# [Task input]
▼

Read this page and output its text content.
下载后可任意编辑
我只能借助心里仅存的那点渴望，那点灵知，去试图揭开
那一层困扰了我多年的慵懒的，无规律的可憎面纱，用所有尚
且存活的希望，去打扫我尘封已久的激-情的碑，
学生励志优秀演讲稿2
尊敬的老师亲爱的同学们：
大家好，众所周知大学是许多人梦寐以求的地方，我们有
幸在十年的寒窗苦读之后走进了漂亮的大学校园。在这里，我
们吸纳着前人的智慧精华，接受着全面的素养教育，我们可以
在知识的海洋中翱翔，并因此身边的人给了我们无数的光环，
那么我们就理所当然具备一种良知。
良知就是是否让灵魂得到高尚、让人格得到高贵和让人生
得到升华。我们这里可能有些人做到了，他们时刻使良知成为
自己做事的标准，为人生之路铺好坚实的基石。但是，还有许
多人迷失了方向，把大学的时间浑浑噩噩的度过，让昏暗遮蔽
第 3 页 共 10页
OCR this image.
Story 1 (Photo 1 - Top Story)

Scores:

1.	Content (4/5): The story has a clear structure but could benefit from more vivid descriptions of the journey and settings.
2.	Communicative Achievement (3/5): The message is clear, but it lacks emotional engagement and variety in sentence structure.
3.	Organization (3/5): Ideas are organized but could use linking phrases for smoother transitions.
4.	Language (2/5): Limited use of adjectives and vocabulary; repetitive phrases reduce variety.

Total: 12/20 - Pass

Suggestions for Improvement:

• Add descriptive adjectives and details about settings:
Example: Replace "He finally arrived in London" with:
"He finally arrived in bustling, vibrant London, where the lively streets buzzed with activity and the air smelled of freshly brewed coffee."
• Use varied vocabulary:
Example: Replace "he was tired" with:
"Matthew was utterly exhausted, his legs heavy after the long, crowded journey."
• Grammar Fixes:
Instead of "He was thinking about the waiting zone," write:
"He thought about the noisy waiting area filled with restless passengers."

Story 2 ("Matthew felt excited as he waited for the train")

▲

# [What you will do]
Filter out every line that lacks the word "waiting", and copy the rest.

# [Final result]
Instead of "He was thinking about the waiting zone," write:
"He thought about the noisy waiting area filled with restless passengers."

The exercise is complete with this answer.